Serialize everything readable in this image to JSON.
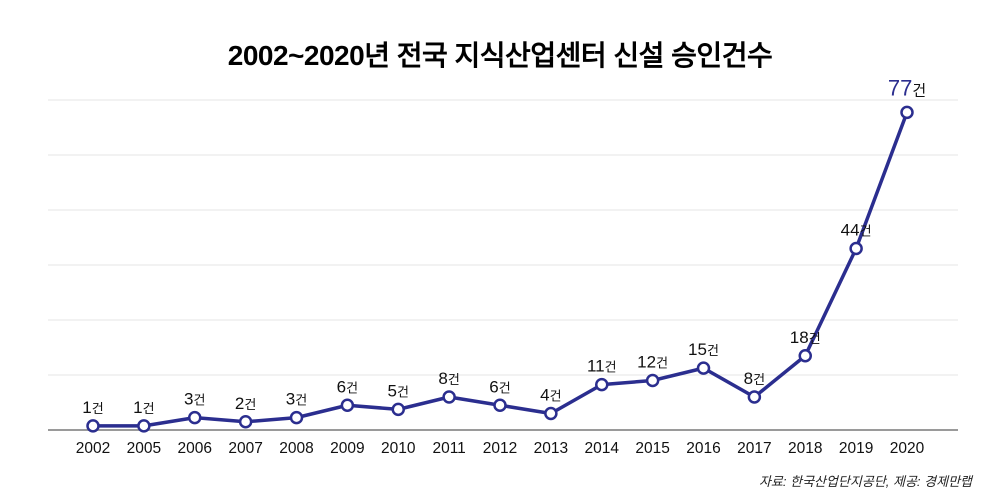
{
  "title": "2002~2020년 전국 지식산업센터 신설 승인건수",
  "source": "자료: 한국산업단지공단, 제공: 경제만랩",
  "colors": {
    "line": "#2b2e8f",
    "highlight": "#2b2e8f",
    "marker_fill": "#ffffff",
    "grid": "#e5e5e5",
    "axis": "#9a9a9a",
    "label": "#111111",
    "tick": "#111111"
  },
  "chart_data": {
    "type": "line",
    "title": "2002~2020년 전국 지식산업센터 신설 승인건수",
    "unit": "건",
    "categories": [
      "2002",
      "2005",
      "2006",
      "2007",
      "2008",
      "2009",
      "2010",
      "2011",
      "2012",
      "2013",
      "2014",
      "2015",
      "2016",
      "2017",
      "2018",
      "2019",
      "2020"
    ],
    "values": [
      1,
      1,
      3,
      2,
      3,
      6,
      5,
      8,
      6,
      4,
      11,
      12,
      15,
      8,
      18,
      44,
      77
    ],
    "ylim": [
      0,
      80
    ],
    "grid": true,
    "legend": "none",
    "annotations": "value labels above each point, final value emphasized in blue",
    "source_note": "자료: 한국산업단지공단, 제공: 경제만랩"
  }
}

= = = = = = =

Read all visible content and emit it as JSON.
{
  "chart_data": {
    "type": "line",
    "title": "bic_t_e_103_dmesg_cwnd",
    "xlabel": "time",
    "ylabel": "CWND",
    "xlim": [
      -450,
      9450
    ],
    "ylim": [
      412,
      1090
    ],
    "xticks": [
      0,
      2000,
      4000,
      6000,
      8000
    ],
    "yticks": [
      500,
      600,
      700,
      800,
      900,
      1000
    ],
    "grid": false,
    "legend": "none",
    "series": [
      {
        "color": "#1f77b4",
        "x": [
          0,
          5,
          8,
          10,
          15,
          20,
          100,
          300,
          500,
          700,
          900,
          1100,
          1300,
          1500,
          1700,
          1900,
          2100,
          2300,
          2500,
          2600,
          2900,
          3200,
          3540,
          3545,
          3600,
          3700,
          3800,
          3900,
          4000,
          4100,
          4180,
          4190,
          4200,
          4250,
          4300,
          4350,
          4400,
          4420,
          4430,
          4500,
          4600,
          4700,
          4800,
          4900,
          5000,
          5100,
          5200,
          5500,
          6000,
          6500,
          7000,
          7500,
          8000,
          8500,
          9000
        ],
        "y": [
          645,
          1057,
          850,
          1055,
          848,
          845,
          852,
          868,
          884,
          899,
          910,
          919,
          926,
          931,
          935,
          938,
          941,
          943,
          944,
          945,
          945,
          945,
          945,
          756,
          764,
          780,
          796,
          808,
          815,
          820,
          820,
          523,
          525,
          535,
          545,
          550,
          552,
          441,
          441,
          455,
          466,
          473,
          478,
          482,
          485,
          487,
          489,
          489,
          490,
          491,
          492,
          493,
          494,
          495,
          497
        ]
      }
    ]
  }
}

= = = = = = =

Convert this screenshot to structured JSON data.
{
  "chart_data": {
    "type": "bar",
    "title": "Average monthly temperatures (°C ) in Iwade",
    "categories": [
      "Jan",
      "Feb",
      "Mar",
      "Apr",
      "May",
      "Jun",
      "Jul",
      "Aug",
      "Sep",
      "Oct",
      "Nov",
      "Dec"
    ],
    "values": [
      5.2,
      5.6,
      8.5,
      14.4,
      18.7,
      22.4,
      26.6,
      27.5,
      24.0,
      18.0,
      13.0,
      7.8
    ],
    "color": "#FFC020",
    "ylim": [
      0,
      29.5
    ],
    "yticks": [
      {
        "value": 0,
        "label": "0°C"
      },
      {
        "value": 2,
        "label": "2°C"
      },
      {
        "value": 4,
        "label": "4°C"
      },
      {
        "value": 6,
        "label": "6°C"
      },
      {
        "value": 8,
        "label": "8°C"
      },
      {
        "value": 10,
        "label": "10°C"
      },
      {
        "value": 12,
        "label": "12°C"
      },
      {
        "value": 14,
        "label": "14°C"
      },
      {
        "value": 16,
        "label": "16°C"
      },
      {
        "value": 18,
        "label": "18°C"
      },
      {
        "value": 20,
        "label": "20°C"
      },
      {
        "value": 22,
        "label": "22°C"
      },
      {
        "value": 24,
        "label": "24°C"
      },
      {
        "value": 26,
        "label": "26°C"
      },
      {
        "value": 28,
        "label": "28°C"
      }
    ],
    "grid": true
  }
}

= = = = = = =

**GOAL**
Write down every line of the data above that includes the string "지식산업센터".

**THE RESULT**
  "title": "2002~2020년 전국 지식산업센터 신설 승인건수",
    "title": "2002~2020년 전국 지식산업센터 신설 승인건수",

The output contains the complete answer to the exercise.